● **Exercise instructions**
Using the listing below, select the lines with the word "Variazione" and copy them.

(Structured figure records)
— Begin —

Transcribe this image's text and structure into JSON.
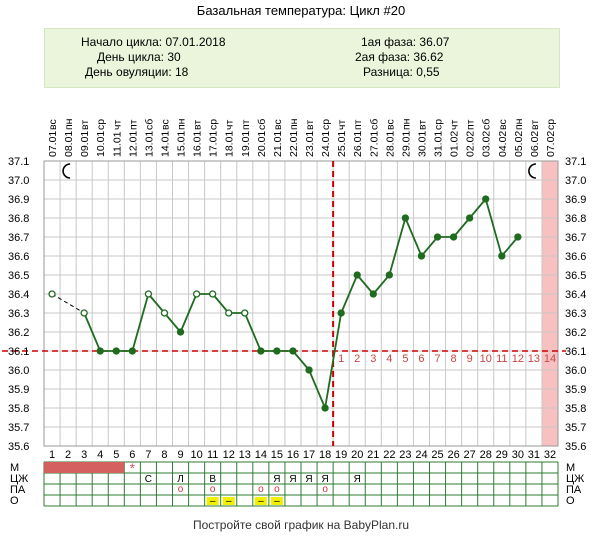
{
  "header": {
    "title": "Базальная температура: Цикл #20",
    "cycle_start": "Начало цикла: 07.01.2018",
    "cycle_day": "День цикла: 30",
    "ovulation_day": "День овуляции: 18",
    "phase1": "1ая фаза: 36.07",
    "phase2": "2ая фаза: 36.62",
    "difference": "Разница: 0,55"
  },
  "footer": {
    "text": "Постройте свой график на BabyPlan.ru"
  },
  "colors": {
    "line": "#1f6b1f",
    "point": "#1f6b1f",
    "coverline": "#cc0000",
    "luteal_numbers": "#cc4444",
    "highlight_column": "#f7c1c1",
    "menses_bar": "#d46060",
    "sex_marker": "#f0f000",
    "grid": "#c8c8c8"
  },
  "chart_data": {
    "type": "line",
    "title": "Базальная температура: Цикл #20",
    "days": [
      1,
      2,
      3,
      4,
      5,
      6,
      7,
      8,
      9,
      10,
      11,
      12,
      13,
      14,
      15,
      16,
      17,
      18,
      19,
      20,
      21,
      22,
      23,
      24,
      25,
      26,
      27,
      28,
      29,
      30,
      31,
      32
    ],
    "dates": [
      "07.01",
      "08.01",
      "09.01",
      "10.01",
      "11.01",
      "12.01",
      "13.01",
      "14.01",
      "15.01",
      "16.01",
      "17.01",
      "18.01",
      "19.01",
      "20.01",
      "21.01",
      "22.01",
      "23.01",
      "24.01",
      "25.01",
      "26.01",
      "27.01",
      "28.01",
      "29.01",
      "30.01",
      "31.01",
      "01.02",
      "02.02",
      "03.02",
      "04.02",
      "05.02",
      "06.02",
      "07.02"
    ],
    "weekdays": [
      "вс",
      "пн",
      "вт",
      "ср",
      "чт",
      "пт",
      "сб",
      "вс",
      "пн",
      "вт",
      "ср",
      "чт",
      "пт",
      "сб",
      "вс",
      "пн",
      "вт",
      "ср",
      "чт",
      "пт",
      "сб",
      "вс",
      "пн",
      "вт",
      "ср",
      "чт",
      "пт",
      "сб",
      "вс",
      "пн",
      "вт",
      "ср"
    ],
    "temperatures": [
      36.4,
      null,
      36.3,
      36.1,
      36.1,
      36.1,
      36.4,
      36.3,
      36.2,
      36.4,
      36.4,
      36.3,
      36.3,
      36.1,
      36.1,
      36.1,
      36.0,
      35.8,
      36.3,
      36.5,
      36.4,
      36.5,
      36.8,
      36.6,
      36.7,
      36.7,
      36.8,
      36.9,
      36.6,
      36.7,
      null,
      null
    ],
    "open_marker_days": [
      1,
      3,
      7,
      8,
      10,
      11,
      12,
      13
    ],
    "dashed_segments": [
      [
        1,
        3
      ]
    ],
    "ylim": [
      35.6,
      37.1
    ],
    "yticks": [
      "35.6",
      "35.7",
      "35.8",
      "35.9",
      "36.0",
      "36.1",
      "36.2",
      "36.3",
      "36.4",
      "36.5",
      "36.6",
      "36.7",
      "36.8",
      "36.9",
      "37.0",
      "37.1"
    ],
    "coverline": 36.1,
    "ovulation_day": 18,
    "luteal_numbers": [
      "1",
      "2",
      "3",
      "4",
      "5",
      "6",
      "7",
      "8",
      "9",
      "10",
      "11",
      "12",
      "13",
      "14"
    ],
    "highlighted_day": 32,
    "moon_days": [
      2,
      31
    ],
    "grid": true
  },
  "table": {
    "row_labels": [
      "М",
      "ЦЖ",
      "ПА",
      "О"
    ],
    "menses_days": [
      1,
      2,
      3,
      4,
      5
    ],
    "menses_star_day": 6,
    "menses_star_symbol": "*",
    "cervical": [
      {
        "day": 7,
        "text": "С"
      },
      {
        "day": 9,
        "text": "Л"
      },
      {
        "day": 11,
        "text": "В"
      },
      {
        "day": 15,
        "text": "Я"
      },
      {
        "day": 16,
        "text": "Я"
      },
      {
        "day": 17,
        "text": "Я"
      },
      {
        "day": 18,
        "text": "Я"
      },
      {
        "day": 20,
        "text": "Я"
      }
    ],
    "sex_days": [
      9,
      11,
      14,
      15,
      18
    ],
    "sex_symbol": "o",
    "other_days": [
      11,
      12,
      14,
      15
    ],
    "other_symbol": "–"
  }
}
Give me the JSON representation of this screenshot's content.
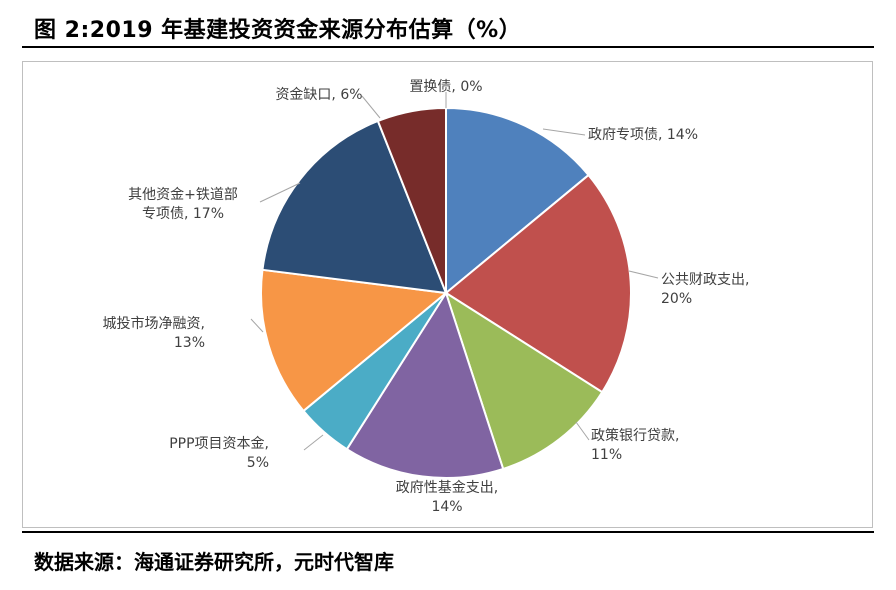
{
  "figure": {
    "title": "图 2:2019 年基建投资资金来源分布估算（%）",
    "source": "数据来源：海通证券研究所，元时代智库"
  },
  "chart_data": {
    "type": "pie",
    "start_angle_deg": 0,
    "direction": "clockwise",
    "slices": [
      {
        "name": "政府专项债",
        "value": 14,
        "label_lines": [
          "政府专项债, 14%"
        ],
        "color": "#4F81BD"
      },
      {
        "name": "公共财政支出",
        "value": 20,
        "label_lines": [
          "公共财政支出,",
          "20%"
        ],
        "color": "#C0504D"
      },
      {
        "name": "政策银行贷款",
        "value": 11,
        "label_lines": [
          "政策银行贷款,",
          "11%"
        ],
        "color": "#9BBB59"
      },
      {
        "name": "政府性基金支出",
        "value": 14,
        "label_lines": [
          "政府性基金支出,",
          "14%"
        ],
        "color": "#8064A2"
      },
      {
        "name": "PPP项目资本金",
        "value": 5,
        "label_lines": [
          "PPP项目资本金,",
          "5%"
        ],
        "color": "#4BACC6"
      },
      {
        "name": "城投市场净融资",
        "value": 13,
        "label_lines": [
          "城投市场净融资,",
          "13%"
        ],
        "color": "#F79646"
      },
      {
        "name": "其他资金+铁道部专项债",
        "value": 17,
        "label_lines": [
          "其他资金+铁道部",
          "专项债, 17%"
        ],
        "color": "#2C4D75"
      },
      {
        "name": "资金缺口",
        "value": 6,
        "label_lines": [
          "资金缺口, 6%"
        ],
        "color": "#772C2A"
      },
      {
        "name": "置换债",
        "value": 0,
        "label_lines": [
          "置换债, 0%"
        ],
        "color": "#5F7530"
      }
    ]
  }
}
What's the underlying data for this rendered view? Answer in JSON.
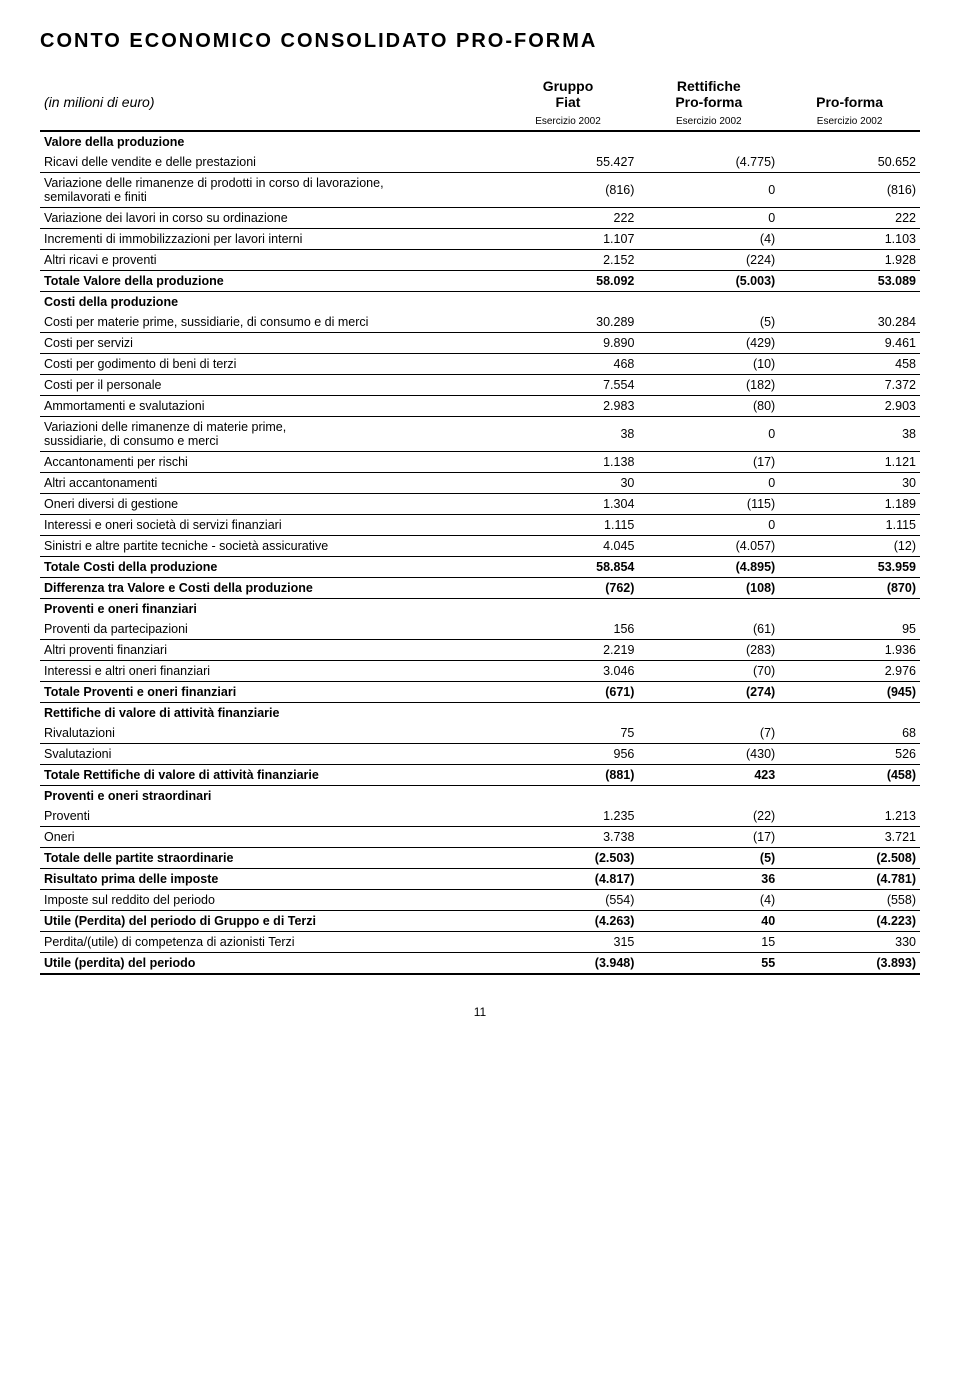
{
  "title": "CONTO ECONOMICO CONSOLIDATO PRO-FORMA",
  "header": {
    "row_label": "(in milioni di euro)",
    "col1": "Gruppo\nFiat",
    "col2": "Rettifiche\nPro-forma",
    "col3": "Pro-forma",
    "sub1": "Esercizio 2002",
    "sub2": "Esercizio 2002",
    "sub3": "Esercizio 2002"
  },
  "rows": [
    {
      "label": "Valore della produzione",
      "v": [
        "",
        "",
        ""
      ],
      "cls": "row-section"
    },
    {
      "label": "Ricavi delle vendite e delle prestazioni",
      "v": [
        "55.427",
        "(4.775)",
        "50.652"
      ],
      "cls": "bb"
    },
    {
      "label": "Variazione delle rimanenze di prodotti in corso di lavorazione,\nsemilavorati e finiti",
      "v": [
        "(816)",
        "0",
        "(816)"
      ],
      "cls": "bb"
    },
    {
      "label": "Variazione dei lavori in corso su ordinazione",
      "v": [
        "222",
        "0",
        "222"
      ],
      "cls": "bb"
    },
    {
      "label": "Incrementi di immobilizzazioni per lavori interni",
      "v": [
        "1.107",
        "(4)",
        "1.103"
      ],
      "cls": "bb"
    },
    {
      "label": "Altri ricavi e proventi",
      "v": [
        "2.152",
        "(224)",
        "1.928"
      ],
      "cls": "bb"
    },
    {
      "label": "Totale Valore della produzione",
      "v": [
        "58.092",
        "(5.003)",
        "53.089"
      ],
      "cls": "row-bold bb"
    },
    {
      "label": "Costi della produzione",
      "v": [
        "",
        "",
        ""
      ],
      "cls": "row-section"
    },
    {
      "label": "Costi per materie prime, sussidiarie, di consumo e di merci",
      "v": [
        "30.289",
        "(5)",
        "30.284"
      ],
      "cls": "bb"
    },
    {
      "label": "Costi per servizi",
      "v": [
        "9.890",
        "(429)",
        "9.461"
      ],
      "cls": "bb"
    },
    {
      "label": "Costi per godimento di beni di terzi",
      "v": [
        "468",
        "(10)",
        "458"
      ],
      "cls": "bb"
    },
    {
      "label": "Costi per il personale",
      "v": [
        "7.554",
        "(182)",
        "7.372"
      ],
      "cls": "bb"
    },
    {
      "label": "Ammortamenti e svalutazioni",
      "v": [
        "2.983",
        "(80)",
        "2.903"
      ],
      "cls": "bb"
    },
    {
      "label": "Variazioni delle rimanenze di materie prime,\nsussidiarie, di consumo e merci",
      "v": [
        "38",
        "0",
        "38"
      ],
      "cls": "bb"
    },
    {
      "label": "Accantonamenti per rischi",
      "v": [
        "1.138",
        "(17)",
        "1.121"
      ],
      "cls": "bb"
    },
    {
      "label": "Altri accantonamenti",
      "v": [
        "30",
        "0",
        "30"
      ],
      "cls": "bb"
    },
    {
      "label": "Oneri diversi di gestione",
      "v": [
        "1.304",
        "(115)",
        "1.189"
      ],
      "cls": "bb"
    },
    {
      "label": "Interessi e oneri società di servizi finanziari",
      "v": [
        "1.115",
        "0",
        "1.115"
      ],
      "cls": "bb"
    },
    {
      "label": "Sinistri e altre partite tecniche - società assicurative",
      "v": [
        "4.045",
        "(4.057)",
        "(12)"
      ],
      "cls": "bb"
    },
    {
      "label": "Totale Costi della produzione",
      "v": [
        "58.854",
        "(4.895)",
        "53.959"
      ],
      "cls": "row-bold bb"
    },
    {
      "label": "Differenza tra Valore e Costi della produzione",
      "v": [
        "(762)",
        "(108)",
        "(870)"
      ],
      "cls": "row-bold bb"
    },
    {
      "label": "Proventi e oneri finanziari",
      "v": [
        "",
        "",
        ""
      ],
      "cls": "row-section"
    },
    {
      "label": "Proventi da partecipazioni",
      "v": [
        "156",
        "(61)",
        "95"
      ],
      "cls": "bb"
    },
    {
      "label": "Altri proventi finanziari",
      "v": [
        "2.219",
        "(283)",
        "1.936"
      ],
      "cls": "bb"
    },
    {
      "label": "Interessi e altri oneri finanziari",
      "v": [
        "3.046",
        "(70)",
        "2.976"
      ],
      "cls": "bb"
    },
    {
      "label": "Totale Proventi e oneri finanziari",
      "v": [
        "(671)",
        "(274)",
        "(945)"
      ],
      "cls": "row-bold bb"
    },
    {
      "label": "Rettifiche di valore di attività finanziarie",
      "v": [
        "",
        "",
        ""
      ],
      "cls": "row-section"
    },
    {
      "label": "Rivalutazioni",
      "v": [
        "75",
        "(7)",
        "68"
      ],
      "cls": "bb"
    },
    {
      "label": "Svalutazioni",
      "v": [
        "956",
        "(430)",
        "526"
      ],
      "cls": "bb"
    },
    {
      "label": "Totale Rettifiche di valore di attività finanziarie",
      "v": [
        "(881)",
        "423",
        "(458)"
      ],
      "cls": "row-bold bb"
    },
    {
      "label": "Proventi e oneri straordinari",
      "v": [
        "",
        "",
        ""
      ],
      "cls": "row-section"
    },
    {
      "label": "Proventi",
      "v": [
        "1.235",
        "(22)",
        "1.213"
      ],
      "cls": "bb"
    },
    {
      "label": "Oneri",
      "v": [
        "3.738",
        "(17)",
        "3.721"
      ],
      "cls": "bb"
    },
    {
      "label": "Totale delle partite straordinarie",
      "v": [
        "(2.503)",
        "(5)",
        "(2.508)"
      ],
      "cls": "row-bold bb"
    },
    {
      "label": "Risultato prima delle imposte",
      "v": [
        "(4.817)",
        "36",
        "(4.781)"
      ],
      "cls": "row-bold bb"
    },
    {
      "label": "Imposte sul reddito del periodo",
      "v": [
        "(554)",
        "(4)",
        "(558)"
      ],
      "cls": "bb"
    },
    {
      "label": "Utile (Perdita) del periodo di Gruppo e di Terzi",
      "v": [
        "(4.263)",
        "40",
        "(4.223)"
      ],
      "cls": "row-bold bb"
    },
    {
      "label": "Perdita/(utile) di competenza di azionisti Terzi",
      "v": [
        "315",
        "15",
        "330"
      ],
      "cls": "bb"
    },
    {
      "label": "Utile (perdita) del periodo",
      "v": [
        "(3.948)",
        "55",
        "(3.893)"
      ],
      "cls": "row-bold bb2"
    }
  ],
  "pagenum": "11",
  "styling": {
    "font_family": "Arial",
    "title_fontsize": 20,
    "body_fontsize": 12.5,
    "sub_fontsize": 10,
    "text_color": "#000000",
    "background_color": "#ffffff",
    "border_color": "#000000"
  }
}
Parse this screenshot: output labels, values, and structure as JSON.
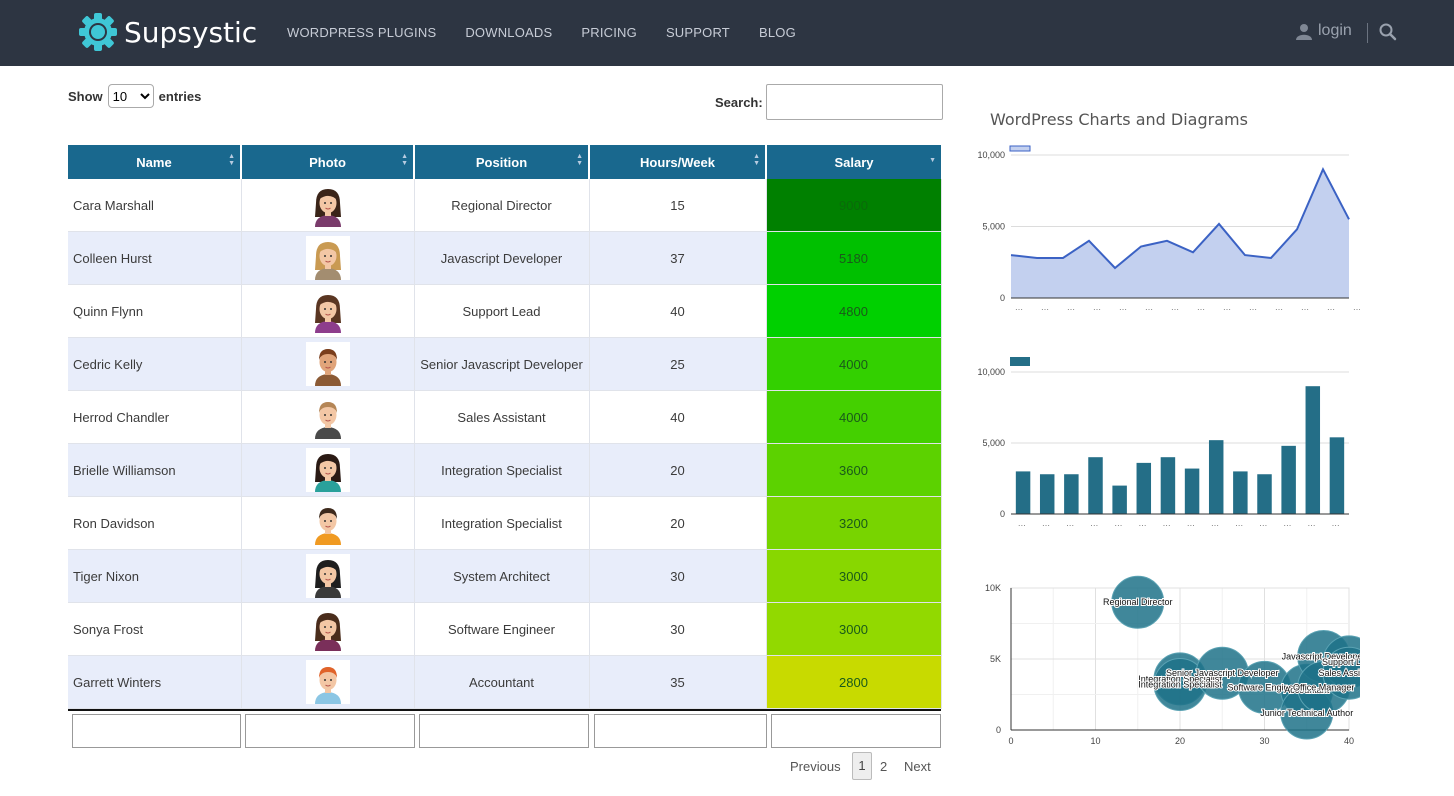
{
  "header": {
    "brand": "Supsystic",
    "nav": [
      "WORDPRESS PLUGINS",
      "DOWNLOADS",
      "PRICING",
      "SUPPORT",
      "BLOG"
    ],
    "login": "login"
  },
  "table_controls": {
    "show_label": "Show",
    "entries_label": "entries",
    "page_length": "10",
    "search_label": "Search:",
    "search_value": ""
  },
  "table": {
    "columns": [
      "Name",
      "Photo",
      "Position",
      "Hours/Week",
      "Salary"
    ],
    "rows": [
      {
        "name": "Cara Marshall",
        "position": "Regional Director",
        "hours": "15",
        "salary": "9000",
        "salary_bg": "#008000",
        "avatar": "female-dark-hair"
      },
      {
        "name": "Colleen Hurst",
        "position": "Javascript Developer",
        "hours": "37",
        "salary": "5180",
        "salary_bg": "#00c000",
        "avatar": "female-blonde"
      },
      {
        "name": "Quinn Flynn",
        "position": "Support Lead",
        "hours": "40",
        "salary": "4800",
        "salary_bg": "#00d000",
        "avatar": "female-brown-hair"
      },
      {
        "name": "Cedric Kelly",
        "position": "Senior Javascript Developer",
        "hours": "25",
        "salary": "4000",
        "salary_bg": "#33d000",
        "avatar": "male-mustache"
      },
      {
        "name": "Herrod Chandler",
        "position": "Sales Assistant",
        "hours": "40",
        "salary": "4000",
        "salary_bg": "#44d000",
        "avatar": "male-suit"
      },
      {
        "name": "Brielle Williamson",
        "position": "Integration Specialist",
        "hours": "20",
        "salary": "3600",
        "salary_bg": "#5cd200",
        "avatar": "female-teal-shirt"
      },
      {
        "name": "Ron Davidson",
        "position": "Integration Specialist",
        "hours": "20",
        "salary": "3200",
        "salary_bg": "#78d400",
        "avatar": "male-orange-shirt"
      },
      {
        "name": "Tiger Nixon",
        "position": "System Architect",
        "hours": "30",
        "salary": "3000",
        "salary_bg": "#88d700",
        "avatar": "female-black-hair"
      },
      {
        "name": "Sonya Frost",
        "position": "Software Engineer",
        "hours": "30",
        "salary": "3000",
        "salary_bg": "#92d900",
        "avatar": "female-ponytail"
      },
      {
        "name": "Garrett Winters",
        "position": "Accountant",
        "hours": "35",
        "salary": "2800",
        "salary_bg": "#c8da00",
        "avatar": "male-ginger"
      }
    ]
  },
  "pagination": {
    "previous": "Previous",
    "pages": [
      "1",
      "2"
    ],
    "current": "1",
    "next": "Next"
  },
  "charts_title": "WordPress Charts and Diagrams",
  "chart_data": [
    {
      "type": "area",
      "ylim": [
        0,
        10000
      ],
      "yticks": [
        "10,000",
        "5,000",
        "0"
      ],
      "color": "#3b62c4",
      "fill": "#c3d0ef",
      "values": [
        3000,
        2800,
        2800,
        4000,
        2100,
        3600,
        4000,
        3200,
        5180,
        3000,
        2800,
        4800,
        9000,
        5500
      ]
    },
    {
      "type": "bar",
      "ylim": [
        0,
        10000
      ],
      "yticks": [
        "10,000",
        "5,000",
        "0"
      ],
      "color": "#246e87",
      "values": [
        3000,
        2800,
        2800,
        4000,
        2000,
        3600,
        4000,
        3200,
        5200,
        3000,
        2800,
        4800,
        9000,
        5400
      ]
    },
    {
      "type": "scatter",
      "xlim": [
        0,
        40
      ],
      "ylim": [
        0,
        10000
      ],
      "xticks": [
        "0",
        "10",
        "20",
        "30",
        "40"
      ],
      "yticks": [
        "10K",
        "5K",
        "0"
      ],
      "color": "#1f7288",
      "points": [
        {
          "x": 15,
          "y": 9000,
          "label": "Regional Director"
        },
        {
          "x": 20,
          "y": 3600,
          "label": "Integration Specialist"
        },
        {
          "x": 20,
          "y": 3200,
          "label": "Integration Specialist"
        },
        {
          "x": 25,
          "y": 4000,
          "label": "Senior Javascript Developer"
        },
        {
          "x": 30,
          "y": 3000,
          "label": "Software Engineer"
        },
        {
          "x": 35,
          "y": 2800,
          "label": "Accountant"
        },
        {
          "x": 35,
          "y": 1200,
          "label": "Junior Technical Author"
        },
        {
          "x": 37,
          "y": 5180,
          "label": "Javascript Developer"
        },
        {
          "x": 37,
          "y": 3000,
          "label": "Office Manager"
        },
        {
          "x": 40,
          "y": 4800,
          "label": "Support Lead"
        },
        {
          "x": 40,
          "y": 4000,
          "label": "Sales Assistant"
        }
      ]
    }
  ]
}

— End —

● **Output for this task**
      "label": "Variazione delle rimanenze di prodotti in corso di lavorazione,\nsemilavorati e finiti",
      "label": "Variazione dei lavori in corso su ordinazione",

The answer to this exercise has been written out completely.